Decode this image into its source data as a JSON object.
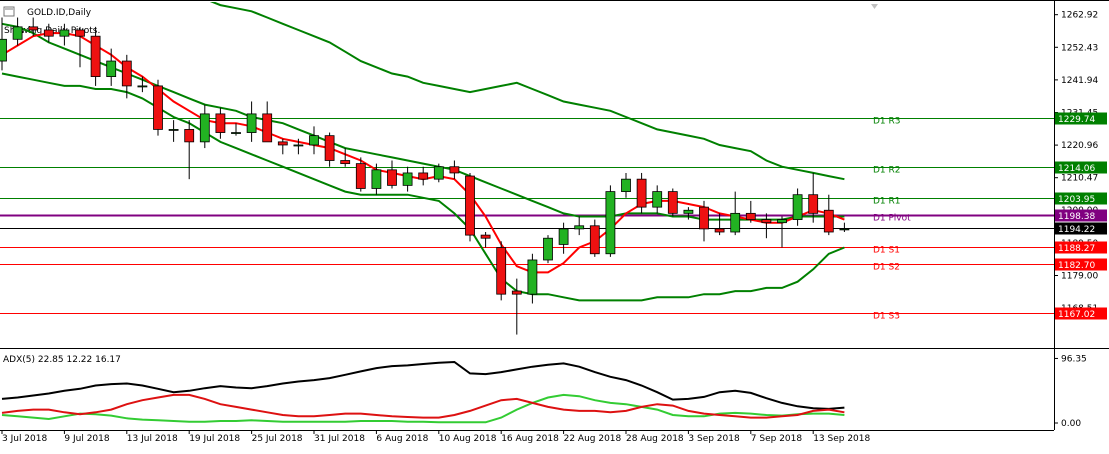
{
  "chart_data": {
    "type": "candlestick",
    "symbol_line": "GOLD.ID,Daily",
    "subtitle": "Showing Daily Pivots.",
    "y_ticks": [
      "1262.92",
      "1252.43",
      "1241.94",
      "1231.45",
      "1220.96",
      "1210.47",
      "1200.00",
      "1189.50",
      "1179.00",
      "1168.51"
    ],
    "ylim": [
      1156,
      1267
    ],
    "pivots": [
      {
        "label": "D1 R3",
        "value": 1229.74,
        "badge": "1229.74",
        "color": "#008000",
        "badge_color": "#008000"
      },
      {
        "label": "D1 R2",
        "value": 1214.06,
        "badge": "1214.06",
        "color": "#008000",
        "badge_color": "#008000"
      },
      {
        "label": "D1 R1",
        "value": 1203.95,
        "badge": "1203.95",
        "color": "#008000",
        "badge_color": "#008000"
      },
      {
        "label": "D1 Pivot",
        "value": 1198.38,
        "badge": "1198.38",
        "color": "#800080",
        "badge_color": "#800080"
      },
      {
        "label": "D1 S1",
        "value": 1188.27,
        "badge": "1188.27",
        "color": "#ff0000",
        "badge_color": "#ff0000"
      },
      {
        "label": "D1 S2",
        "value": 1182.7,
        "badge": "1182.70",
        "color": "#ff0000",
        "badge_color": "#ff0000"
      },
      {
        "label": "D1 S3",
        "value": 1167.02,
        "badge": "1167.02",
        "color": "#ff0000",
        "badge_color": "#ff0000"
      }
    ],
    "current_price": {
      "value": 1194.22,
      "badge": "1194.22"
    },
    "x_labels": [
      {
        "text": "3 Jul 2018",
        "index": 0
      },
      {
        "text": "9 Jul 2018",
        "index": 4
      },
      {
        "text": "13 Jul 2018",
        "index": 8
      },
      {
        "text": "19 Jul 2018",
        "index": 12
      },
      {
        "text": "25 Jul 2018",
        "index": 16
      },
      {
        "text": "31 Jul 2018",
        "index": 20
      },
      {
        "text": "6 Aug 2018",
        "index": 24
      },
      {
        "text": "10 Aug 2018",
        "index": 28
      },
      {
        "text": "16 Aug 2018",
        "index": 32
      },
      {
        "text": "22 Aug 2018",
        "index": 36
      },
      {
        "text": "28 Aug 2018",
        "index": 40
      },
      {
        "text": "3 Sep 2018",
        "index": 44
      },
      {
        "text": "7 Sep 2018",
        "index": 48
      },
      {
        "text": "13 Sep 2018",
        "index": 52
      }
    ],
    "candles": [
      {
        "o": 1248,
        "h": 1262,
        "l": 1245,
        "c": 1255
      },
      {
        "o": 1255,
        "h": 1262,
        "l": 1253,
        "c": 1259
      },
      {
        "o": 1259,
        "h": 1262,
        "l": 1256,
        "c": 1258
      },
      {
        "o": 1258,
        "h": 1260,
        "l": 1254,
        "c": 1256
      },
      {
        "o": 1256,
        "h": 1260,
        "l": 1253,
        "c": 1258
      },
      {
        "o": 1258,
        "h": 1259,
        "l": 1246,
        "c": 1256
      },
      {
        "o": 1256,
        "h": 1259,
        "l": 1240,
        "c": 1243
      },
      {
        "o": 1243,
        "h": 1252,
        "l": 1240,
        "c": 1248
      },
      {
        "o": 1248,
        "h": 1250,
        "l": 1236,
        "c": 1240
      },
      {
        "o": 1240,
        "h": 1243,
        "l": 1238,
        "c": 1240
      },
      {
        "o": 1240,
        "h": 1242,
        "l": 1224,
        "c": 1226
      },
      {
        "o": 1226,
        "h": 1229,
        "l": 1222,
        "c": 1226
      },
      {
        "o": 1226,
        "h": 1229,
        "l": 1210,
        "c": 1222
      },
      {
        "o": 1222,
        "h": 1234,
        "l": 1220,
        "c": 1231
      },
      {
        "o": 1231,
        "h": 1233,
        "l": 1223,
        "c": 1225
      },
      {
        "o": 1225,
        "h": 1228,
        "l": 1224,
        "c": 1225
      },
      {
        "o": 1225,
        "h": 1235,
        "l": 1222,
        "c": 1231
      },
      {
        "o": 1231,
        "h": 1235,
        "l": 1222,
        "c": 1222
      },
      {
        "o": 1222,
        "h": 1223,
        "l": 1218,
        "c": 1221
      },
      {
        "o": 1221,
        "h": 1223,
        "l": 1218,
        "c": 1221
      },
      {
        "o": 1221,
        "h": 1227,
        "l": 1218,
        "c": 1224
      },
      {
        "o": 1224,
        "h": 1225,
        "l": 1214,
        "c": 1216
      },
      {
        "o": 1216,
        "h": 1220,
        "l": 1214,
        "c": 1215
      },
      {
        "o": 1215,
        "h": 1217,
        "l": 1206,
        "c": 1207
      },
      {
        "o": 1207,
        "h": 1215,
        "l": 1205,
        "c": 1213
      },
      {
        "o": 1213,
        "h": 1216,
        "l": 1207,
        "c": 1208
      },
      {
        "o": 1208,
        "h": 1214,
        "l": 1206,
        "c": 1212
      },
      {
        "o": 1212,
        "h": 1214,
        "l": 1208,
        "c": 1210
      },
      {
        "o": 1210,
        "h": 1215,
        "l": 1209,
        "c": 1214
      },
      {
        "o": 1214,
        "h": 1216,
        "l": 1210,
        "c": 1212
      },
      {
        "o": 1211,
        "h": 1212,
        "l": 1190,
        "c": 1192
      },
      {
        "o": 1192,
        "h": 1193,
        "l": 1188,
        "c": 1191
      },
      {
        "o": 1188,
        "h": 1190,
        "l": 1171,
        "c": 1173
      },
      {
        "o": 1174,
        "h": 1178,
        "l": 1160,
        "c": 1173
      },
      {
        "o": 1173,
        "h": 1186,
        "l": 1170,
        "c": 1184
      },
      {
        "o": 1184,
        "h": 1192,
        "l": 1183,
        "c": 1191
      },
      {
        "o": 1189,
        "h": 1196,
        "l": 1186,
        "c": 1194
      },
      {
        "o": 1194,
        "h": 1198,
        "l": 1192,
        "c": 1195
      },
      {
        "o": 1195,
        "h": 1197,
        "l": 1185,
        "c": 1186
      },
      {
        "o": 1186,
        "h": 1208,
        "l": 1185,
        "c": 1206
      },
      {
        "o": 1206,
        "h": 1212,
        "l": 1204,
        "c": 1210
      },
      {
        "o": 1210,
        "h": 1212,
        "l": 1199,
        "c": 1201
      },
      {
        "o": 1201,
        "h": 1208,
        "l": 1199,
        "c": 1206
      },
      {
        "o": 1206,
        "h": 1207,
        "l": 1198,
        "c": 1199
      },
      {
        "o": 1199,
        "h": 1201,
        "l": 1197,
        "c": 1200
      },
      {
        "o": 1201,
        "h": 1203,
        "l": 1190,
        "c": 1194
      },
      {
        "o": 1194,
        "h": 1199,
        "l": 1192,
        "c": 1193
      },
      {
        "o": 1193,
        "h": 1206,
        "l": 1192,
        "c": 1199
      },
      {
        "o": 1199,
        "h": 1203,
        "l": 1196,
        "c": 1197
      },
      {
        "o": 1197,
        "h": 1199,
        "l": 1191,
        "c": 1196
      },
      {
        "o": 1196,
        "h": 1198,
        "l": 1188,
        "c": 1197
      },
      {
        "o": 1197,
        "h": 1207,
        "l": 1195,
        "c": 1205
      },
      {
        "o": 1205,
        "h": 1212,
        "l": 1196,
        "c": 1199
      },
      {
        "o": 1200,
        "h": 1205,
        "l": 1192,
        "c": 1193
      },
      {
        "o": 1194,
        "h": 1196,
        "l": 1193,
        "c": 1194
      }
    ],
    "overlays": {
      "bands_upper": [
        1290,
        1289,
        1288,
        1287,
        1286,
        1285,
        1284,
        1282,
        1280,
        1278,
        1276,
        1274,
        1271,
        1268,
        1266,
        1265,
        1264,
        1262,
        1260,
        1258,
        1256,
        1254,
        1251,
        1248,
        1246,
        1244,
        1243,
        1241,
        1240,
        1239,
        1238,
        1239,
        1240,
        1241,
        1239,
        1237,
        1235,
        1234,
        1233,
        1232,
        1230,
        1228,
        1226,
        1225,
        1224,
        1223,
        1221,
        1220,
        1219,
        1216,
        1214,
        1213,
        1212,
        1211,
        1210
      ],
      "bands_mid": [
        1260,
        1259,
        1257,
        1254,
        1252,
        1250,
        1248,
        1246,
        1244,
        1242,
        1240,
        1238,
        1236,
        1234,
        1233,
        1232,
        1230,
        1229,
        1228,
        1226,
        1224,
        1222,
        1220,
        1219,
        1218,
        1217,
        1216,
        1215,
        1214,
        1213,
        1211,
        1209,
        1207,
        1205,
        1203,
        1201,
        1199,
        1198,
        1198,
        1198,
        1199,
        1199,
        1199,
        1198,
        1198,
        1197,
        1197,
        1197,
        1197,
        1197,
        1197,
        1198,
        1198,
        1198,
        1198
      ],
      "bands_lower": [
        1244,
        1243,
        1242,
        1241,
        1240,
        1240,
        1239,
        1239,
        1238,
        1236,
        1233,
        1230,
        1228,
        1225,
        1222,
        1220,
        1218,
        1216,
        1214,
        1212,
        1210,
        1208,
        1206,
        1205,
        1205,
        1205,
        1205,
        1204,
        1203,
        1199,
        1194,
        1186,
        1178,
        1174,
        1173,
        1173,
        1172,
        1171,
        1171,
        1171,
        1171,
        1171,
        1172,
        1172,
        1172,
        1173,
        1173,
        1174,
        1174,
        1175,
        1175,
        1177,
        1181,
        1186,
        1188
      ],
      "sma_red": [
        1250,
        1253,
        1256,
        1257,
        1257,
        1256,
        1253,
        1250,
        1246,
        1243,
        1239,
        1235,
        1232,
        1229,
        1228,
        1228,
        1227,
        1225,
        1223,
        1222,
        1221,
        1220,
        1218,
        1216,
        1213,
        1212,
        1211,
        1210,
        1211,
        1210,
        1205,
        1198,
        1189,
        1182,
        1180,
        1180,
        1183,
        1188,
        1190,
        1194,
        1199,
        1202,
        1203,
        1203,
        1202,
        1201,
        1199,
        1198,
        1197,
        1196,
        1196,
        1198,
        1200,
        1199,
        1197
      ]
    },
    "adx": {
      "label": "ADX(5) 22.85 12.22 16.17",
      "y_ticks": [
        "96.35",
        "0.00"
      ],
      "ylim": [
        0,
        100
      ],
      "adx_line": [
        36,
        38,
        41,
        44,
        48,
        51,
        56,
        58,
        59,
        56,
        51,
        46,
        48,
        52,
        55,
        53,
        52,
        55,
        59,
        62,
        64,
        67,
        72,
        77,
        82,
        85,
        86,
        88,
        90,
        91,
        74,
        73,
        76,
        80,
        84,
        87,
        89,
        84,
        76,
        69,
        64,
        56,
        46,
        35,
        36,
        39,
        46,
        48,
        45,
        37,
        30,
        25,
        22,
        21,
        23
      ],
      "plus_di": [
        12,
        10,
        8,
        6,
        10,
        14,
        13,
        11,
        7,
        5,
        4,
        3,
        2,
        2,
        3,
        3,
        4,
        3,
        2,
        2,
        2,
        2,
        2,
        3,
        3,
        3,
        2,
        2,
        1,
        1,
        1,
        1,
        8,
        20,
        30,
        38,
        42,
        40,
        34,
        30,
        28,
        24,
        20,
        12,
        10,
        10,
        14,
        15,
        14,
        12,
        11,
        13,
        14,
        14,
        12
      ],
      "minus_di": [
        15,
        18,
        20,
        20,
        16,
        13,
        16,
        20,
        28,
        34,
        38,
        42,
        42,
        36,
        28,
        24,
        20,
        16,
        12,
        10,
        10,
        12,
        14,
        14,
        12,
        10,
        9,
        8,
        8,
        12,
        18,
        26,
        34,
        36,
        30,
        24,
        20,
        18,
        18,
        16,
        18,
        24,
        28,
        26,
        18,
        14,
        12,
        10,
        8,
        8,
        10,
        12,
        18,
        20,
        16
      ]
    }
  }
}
##############################
■ INSTRUCTION
Lines that hold the word "value" are the ones to return, every one of them.

■ SOLUTION
        "value": 1229.74,
        "value": 1214.06,
        "value": 1203.95,
        "value": 1198.38,
        "value": 1188.27,
        "value": 1182.7,
        "value": 1167.02,
      "value": 1194.22,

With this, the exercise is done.